## THE TASK
Leave the pictures out and print every record below exactly as it stands.

BEGIN SUPPLIED DATA

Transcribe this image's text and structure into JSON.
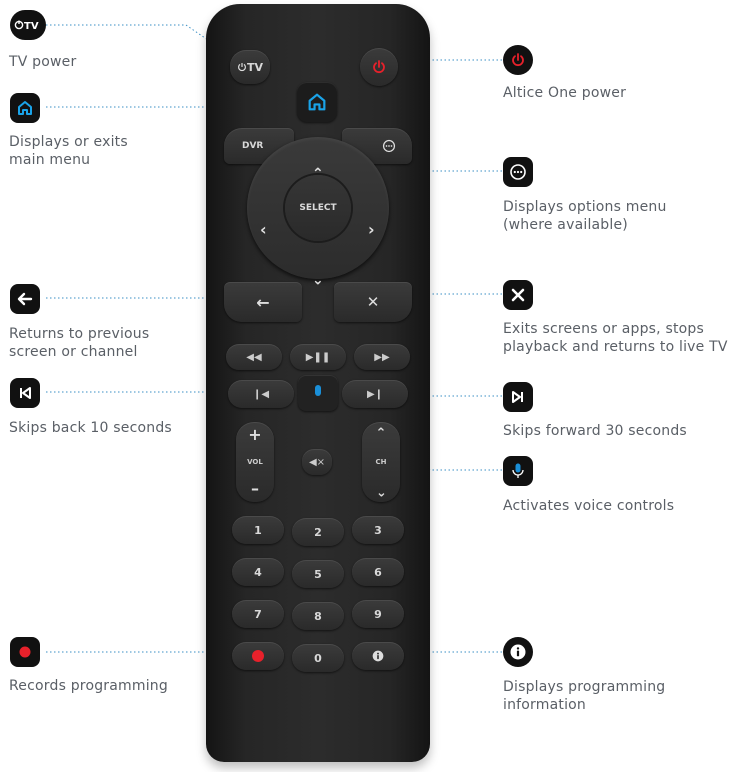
{
  "callouts": {
    "tv_power": "TV power",
    "home_line1": "Displays or exits",
    "home_line2": "main menu",
    "back_line1": "Returns to previous",
    "back_line2": "screen or channel",
    "skip_back": "Skips back 10 seconds",
    "record": "Records programming",
    "altice_power": "Altice One power",
    "options_line1": "Displays options menu",
    "options_line2": "(where available)",
    "exit_line1": "Exits screens or apps, stops",
    "exit_line2": "playback and returns to live TV",
    "skip_forward": "Skips forward 30 seconds",
    "voice": "Activates voice controls",
    "info_line1": "Displays programming",
    "info_line2": "information"
  },
  "remote_labels": {
    "tv_button": "TV",
    "dvr": "DVR",
    "select": "SELECT",
    "vol": "VOL",
    "ch": "CH",
    "digits": [
      "1",
      "2",
      "3",
      "4",
      "5",
      "6",
      "7",
      "8",
      "9",
      "0"
    ]
  },
  "icons": {
    "tv_power": "power-tv-icon",
    "home": "home-icon",
    "back": "back-arrow-icon",
    "skip_back": "skip-back-icon",
    "record": "record-icon",
    "altice_power": "power-icon",
    "options": "options-icon",
    "exit": "close-icon",
    "skip_forward": "skip-forward-icon",
    "voice": "microphone-icon",
    "info": "info-icon"
  },
  "colors": {
    "badge": "#111111",
    "home_accent": "#1aa3e8",
    "power_red": "#e8212b",
    "record_red": "#e8212b",
    "mic_blue": "#1a8fd8",
    "leader_line": "#3a8fc4",
    "label_text": "#5a5f66"
  }
}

END SUPPLIED DATA

## THE COMPLETED TASK
Transcribe this image's text and structure into JSON.
{
  "callouts": {
    "tv_power": "TV power",
    "home_line1": "Displays or exits",
    "home_line2": "main menu",
    "back_line1": "Returns to previous",
    "back_line2": "screen or channel",
    "skip_back": "Skips back 10 seconds",
    "record": "Records programming",
    "altice_power": "Altice One power",
    "options_line1": "Displays options menu",
    "options_line2": "(where available)",
    "exit_line1": "Exits screens or apps, stops",
    "exit_line2": "playback and returns to live TV",
    "skip_forward": "Skips forward 30 seconds",
    "voice": "Activates voice controls",
    "info_line1": "Displays programming",
    "info_line2": "information"
  },
  "remote_labels": {
    "tv_button": "TV",
    "dvr": "DVR",
    "select": "SELECT",
    "vol": "VOL",
    "ch": "CH",
    "digits": [
      "1",
      "2",
      "3",
      "4",
      "5",
      "6",
      "7",
      "8",
      "9",
      "0"
    ]
  },
  "icons": {
    "tv_power": "power-tv-icon",
    "home": "home-icon",
    "back": "back-arrow-icon",
    "skip_back": "skip-back-icon",
    "record": "record-icon",
    "altice_power": "power-icon",
    "options": "options-icon",
    "exit": "close-icon",
    "skip_forward": "skip-forward-icon",
    "voice": "microphone-icon",
    "info": "info-icon"
  },
  "colors": {
    "badge": "#111111",
    "home_accent": "#1aa3e8",
    "power_red": "#e8212b",
    "record_red": "#e8212b",
    "mic_blue": "#1a8fd8",
    "leader_line": "#3a8fc4",
    "label_text": "#5a5f66"
  }
}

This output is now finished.